* Task description *
Transcribe all of the records word for word, but omit the pictures.

----

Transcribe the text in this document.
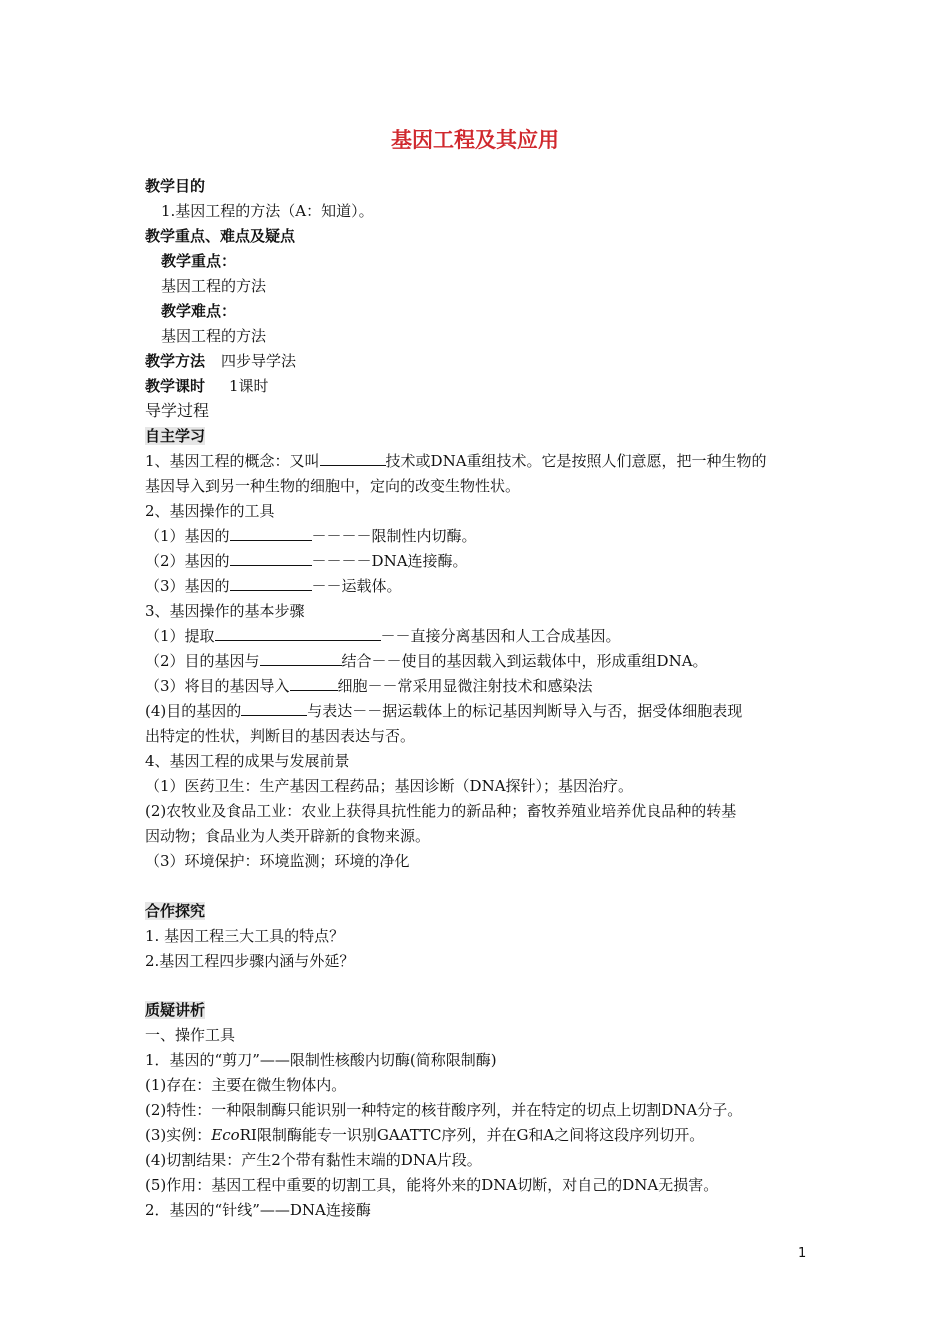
基因工程及其应用
教学目的
1.基因工程的方法（A：知道）。
教学重点、难点及疑点
教学重点：
基因工程的方法
教学难点：
基因工程的方法
教学方法 四步导学法
教学课时 1课时
导学过程
自主学习
1、基因工程的概念：又叫	技术或DNA重组技术。它是按照人们意愿，把一种生物的
基因导入到另一种生物的细胞中，定向的改变生物性状。
2、基因操作的工具
（1）基因的	－－－－限制性内切酶。
（2）基因的	－－－－DNA连接酶。
（3）基因的	－－运载体。
3、基因操作的基本步骤
（1）提取	－－直接分离基因和人工合成基因。
（2）目的基因与	结合－－使目的基因载入到运载体中，形成重组DNA。
（3）将目的基因导入	细胞－－常采用显微注射技术和感染法
(4)目的基因的	与表达－－据运载体上的标记基因判断导入与否，据受体细胞表现
出特定的性状，判断目的基因表达与否。
4、基因工程的成果与发展前景
（1）医药卫生：生产基因工程药品；基因诊断（DNA探针）；基因治疗。
(2)农牧业及食品工业：农业上获得具抗性能力的新品种；畜牧养殖业培养优良品种的转基
因动物；食品业为人类开辟新的食物来源。
（3）环境保护：环境监测；环境的净化
合作探究
1. 基因工程三大工具的特点？
2.基因工程四步骤内涵与外延？
质疑讲析
一、操作工具
1．基因的“剪刀”——限制性核酸内切酶(简称限制酶)
(1)存在：主要在微生物体内。
(2)特性：一种限制酶只能识别一种特定的核苷酸序列，并在特定的切点上切割DNA分子。
(3)实例：EcoRⅠ限制酶能专一识别GAATTC序列，并在G和A之间将这段序列切开。
(4)切割结果：产生2个带有黏性末端的DNA片段。
(5)作用：基因工程中重要的切割工具，能将外来的DNA切断，对自己的DNA无损害。
2．基因的“针线”——DNA连接酶
1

----

* Exercise output *
Transcribe the text in this document.
基因工程及其应用
教学目的
1.基因工程的方法（A：知道）。
教学重点、难点及疑点
教学重点：
基因工程的方法
教学难点：
基因工程的方法
教学方法 四步导学法
教学课时 1课时
导学过程
自主学习
1、基因工程的概念：又叫	技术或DNA重组技术。它是按照人们意愿，把一种生物的
基因导入到另一种生物的细胞中，定向的改变生物性状。
2、基因操作的工具
（1）基因的	－－－－限制性内切酶。
（2）基因的	－－－－DNA连接酶。
（3）基因的	－－运载体。
3、基因操作的基本步骤
（1）提取	－－直接分离基因和人工合成基因。
（2）目的基因与	结合－－使目的基因载入到运载体中，形成重组DNA。
（3）将目的基因导入	细胞－－常采用显微注射技术和感染法
(4)目的基因的	与表达－－据运载体上的标记基因判断导入与否，据受体细胞表现
出特定的性状，判断目的基因表达与否。
4、基因工程的成果与发展前景
（1）医药卫生：生产基因工程药品；基因诊断（DNA探针）；基因治疗。
(2)农牧业及食品工业：农业上获得具抗性能力的新品种；畜牧养殖业培养优良品种的转基
因动物；食品业为人类开辟新的食物来源。
（3）环境保护：环境监测；环境的净化
合作探究
1. 基因工程三大工具的特点？
2.基因工程四步骤内涵与外延？
质疑讲析
一、操作工具
1．基因的“剪刀”——限制性核酸内切酶(简称限制酶)
(1)存在：主要在微生物体内。
(2)特性：一种限制酶只能识别一种特定的核苷酸序列，并在特定的切点上切割DNA分子。
(3)实例：EcoRⅠ限制酶能专一识别GAATTC序列，并在G和A之间将这段序列切开。
(4)切割结果：产生2个带有黏性末端的DNA片段。
(5)作用：基因工程中重要的切割工具，能将外来的DNA切断，对自己的DNA无损害。
2．基因的“针线”——DNA连接酶
1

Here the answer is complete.